>> begin EXTRACTED MATERIAL

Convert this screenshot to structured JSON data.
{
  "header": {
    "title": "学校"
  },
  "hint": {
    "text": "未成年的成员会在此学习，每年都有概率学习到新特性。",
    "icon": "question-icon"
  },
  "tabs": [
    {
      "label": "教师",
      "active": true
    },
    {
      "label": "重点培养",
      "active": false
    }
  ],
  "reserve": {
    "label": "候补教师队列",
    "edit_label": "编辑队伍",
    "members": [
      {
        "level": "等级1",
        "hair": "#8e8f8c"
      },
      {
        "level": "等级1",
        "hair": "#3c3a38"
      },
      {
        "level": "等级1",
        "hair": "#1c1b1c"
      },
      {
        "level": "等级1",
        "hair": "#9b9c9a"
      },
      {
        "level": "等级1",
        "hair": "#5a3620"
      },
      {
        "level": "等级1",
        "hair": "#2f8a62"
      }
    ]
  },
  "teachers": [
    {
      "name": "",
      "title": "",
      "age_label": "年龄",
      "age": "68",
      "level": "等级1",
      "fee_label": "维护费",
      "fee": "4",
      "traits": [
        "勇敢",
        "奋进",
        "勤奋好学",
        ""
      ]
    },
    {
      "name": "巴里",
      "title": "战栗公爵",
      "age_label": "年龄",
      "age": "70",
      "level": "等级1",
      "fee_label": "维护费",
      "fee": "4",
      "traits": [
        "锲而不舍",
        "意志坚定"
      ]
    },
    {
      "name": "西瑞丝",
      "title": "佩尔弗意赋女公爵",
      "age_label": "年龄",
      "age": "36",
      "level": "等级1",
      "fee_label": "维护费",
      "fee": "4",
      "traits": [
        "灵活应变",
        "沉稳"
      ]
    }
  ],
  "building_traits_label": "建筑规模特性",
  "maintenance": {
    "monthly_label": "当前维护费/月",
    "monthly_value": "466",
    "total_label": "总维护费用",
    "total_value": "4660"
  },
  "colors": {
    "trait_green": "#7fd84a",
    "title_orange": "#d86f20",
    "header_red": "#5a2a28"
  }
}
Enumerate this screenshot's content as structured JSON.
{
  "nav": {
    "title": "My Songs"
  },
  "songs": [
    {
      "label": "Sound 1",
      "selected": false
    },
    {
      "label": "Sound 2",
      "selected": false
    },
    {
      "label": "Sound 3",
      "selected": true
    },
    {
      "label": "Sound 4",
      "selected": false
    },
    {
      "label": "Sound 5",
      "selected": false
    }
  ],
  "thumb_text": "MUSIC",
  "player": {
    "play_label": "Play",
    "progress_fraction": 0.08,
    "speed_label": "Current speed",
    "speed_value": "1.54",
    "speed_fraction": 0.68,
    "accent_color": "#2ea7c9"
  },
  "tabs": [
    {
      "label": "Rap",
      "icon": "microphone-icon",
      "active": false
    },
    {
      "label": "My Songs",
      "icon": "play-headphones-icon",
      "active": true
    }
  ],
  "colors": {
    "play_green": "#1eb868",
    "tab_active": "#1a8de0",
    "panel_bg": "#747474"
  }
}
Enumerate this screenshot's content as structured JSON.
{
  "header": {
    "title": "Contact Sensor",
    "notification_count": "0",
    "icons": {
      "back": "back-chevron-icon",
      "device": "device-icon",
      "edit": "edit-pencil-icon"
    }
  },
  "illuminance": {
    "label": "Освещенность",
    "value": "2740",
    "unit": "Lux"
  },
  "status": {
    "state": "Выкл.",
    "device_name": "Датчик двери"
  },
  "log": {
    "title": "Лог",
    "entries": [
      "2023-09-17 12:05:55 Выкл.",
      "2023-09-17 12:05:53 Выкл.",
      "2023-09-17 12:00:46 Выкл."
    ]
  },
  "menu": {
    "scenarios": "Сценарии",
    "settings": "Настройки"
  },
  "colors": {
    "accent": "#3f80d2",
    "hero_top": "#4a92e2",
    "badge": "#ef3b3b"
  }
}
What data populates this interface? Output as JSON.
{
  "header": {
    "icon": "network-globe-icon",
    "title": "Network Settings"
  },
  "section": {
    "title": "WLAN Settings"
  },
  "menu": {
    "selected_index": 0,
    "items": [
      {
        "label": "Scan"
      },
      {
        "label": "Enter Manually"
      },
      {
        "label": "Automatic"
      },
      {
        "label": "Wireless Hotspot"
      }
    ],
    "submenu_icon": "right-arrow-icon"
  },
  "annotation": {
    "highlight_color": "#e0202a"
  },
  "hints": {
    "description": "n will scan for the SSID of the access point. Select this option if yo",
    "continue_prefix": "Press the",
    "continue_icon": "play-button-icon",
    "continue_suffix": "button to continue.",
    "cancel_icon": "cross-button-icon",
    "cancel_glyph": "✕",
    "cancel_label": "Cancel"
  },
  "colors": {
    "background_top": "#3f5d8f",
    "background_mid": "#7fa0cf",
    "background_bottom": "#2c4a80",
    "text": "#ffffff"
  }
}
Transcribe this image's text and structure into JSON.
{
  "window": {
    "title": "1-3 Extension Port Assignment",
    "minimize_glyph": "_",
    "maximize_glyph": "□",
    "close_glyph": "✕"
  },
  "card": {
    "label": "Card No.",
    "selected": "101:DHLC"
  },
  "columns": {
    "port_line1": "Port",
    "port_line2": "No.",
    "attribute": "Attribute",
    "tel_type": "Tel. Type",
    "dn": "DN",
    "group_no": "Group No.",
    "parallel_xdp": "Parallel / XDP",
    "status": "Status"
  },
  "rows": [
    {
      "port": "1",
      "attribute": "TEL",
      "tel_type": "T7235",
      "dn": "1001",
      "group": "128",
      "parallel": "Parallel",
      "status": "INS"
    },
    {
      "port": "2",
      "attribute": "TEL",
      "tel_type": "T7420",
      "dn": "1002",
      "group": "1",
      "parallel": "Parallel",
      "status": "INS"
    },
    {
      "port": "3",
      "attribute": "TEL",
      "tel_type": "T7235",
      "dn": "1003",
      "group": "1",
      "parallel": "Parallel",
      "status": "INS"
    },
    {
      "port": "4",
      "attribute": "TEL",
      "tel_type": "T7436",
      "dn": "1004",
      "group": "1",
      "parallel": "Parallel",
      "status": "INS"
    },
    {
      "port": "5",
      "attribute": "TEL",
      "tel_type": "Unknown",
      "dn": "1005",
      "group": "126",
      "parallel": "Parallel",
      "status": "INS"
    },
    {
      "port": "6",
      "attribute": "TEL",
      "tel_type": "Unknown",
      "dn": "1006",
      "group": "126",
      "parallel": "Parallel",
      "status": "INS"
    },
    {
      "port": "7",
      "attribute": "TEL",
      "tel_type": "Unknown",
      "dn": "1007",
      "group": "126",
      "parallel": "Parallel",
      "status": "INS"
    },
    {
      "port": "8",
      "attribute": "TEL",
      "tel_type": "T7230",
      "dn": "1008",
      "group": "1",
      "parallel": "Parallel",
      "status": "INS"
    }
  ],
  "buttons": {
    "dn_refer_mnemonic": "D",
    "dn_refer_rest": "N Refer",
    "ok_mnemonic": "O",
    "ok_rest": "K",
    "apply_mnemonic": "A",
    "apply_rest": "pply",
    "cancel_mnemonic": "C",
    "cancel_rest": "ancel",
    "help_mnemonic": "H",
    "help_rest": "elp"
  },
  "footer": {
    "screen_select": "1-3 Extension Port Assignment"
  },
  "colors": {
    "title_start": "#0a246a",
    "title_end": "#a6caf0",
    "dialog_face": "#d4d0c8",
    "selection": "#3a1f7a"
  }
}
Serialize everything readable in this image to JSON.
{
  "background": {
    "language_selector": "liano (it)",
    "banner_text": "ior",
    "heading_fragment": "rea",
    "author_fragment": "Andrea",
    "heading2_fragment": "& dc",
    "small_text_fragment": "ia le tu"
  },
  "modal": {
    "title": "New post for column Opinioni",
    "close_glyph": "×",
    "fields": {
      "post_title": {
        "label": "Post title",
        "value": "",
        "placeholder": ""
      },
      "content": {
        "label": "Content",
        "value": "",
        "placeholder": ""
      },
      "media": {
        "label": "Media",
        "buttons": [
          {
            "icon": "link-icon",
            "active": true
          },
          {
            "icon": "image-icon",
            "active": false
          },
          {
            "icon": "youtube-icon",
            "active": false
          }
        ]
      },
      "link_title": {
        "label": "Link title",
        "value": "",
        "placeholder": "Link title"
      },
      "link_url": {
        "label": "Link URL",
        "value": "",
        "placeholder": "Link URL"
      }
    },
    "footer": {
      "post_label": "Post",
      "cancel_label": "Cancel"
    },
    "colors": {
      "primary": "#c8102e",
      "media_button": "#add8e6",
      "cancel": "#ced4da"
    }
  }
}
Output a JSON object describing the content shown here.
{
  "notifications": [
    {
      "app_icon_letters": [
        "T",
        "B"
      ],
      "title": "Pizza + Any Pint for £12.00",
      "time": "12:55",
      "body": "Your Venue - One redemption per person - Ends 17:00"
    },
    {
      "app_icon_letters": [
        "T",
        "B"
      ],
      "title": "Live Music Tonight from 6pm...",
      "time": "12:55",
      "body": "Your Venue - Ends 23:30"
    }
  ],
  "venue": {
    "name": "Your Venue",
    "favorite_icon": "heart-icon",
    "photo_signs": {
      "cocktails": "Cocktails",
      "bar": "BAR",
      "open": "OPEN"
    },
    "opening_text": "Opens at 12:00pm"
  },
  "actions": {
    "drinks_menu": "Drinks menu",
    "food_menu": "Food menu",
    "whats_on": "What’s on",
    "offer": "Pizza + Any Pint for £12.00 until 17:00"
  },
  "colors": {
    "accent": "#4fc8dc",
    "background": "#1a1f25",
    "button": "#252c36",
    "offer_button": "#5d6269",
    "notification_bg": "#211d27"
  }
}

>> end EXTRACTED MATERIAL

_REQUIREMENTS_. Identify and copy the lines holding the word "placeholder".

_ANSWER TO THE EXERCISE_.
        "placeholder": ""
        "placeholder": ""
        "placeholder": "Link title"
        "placeholder": "Link URL"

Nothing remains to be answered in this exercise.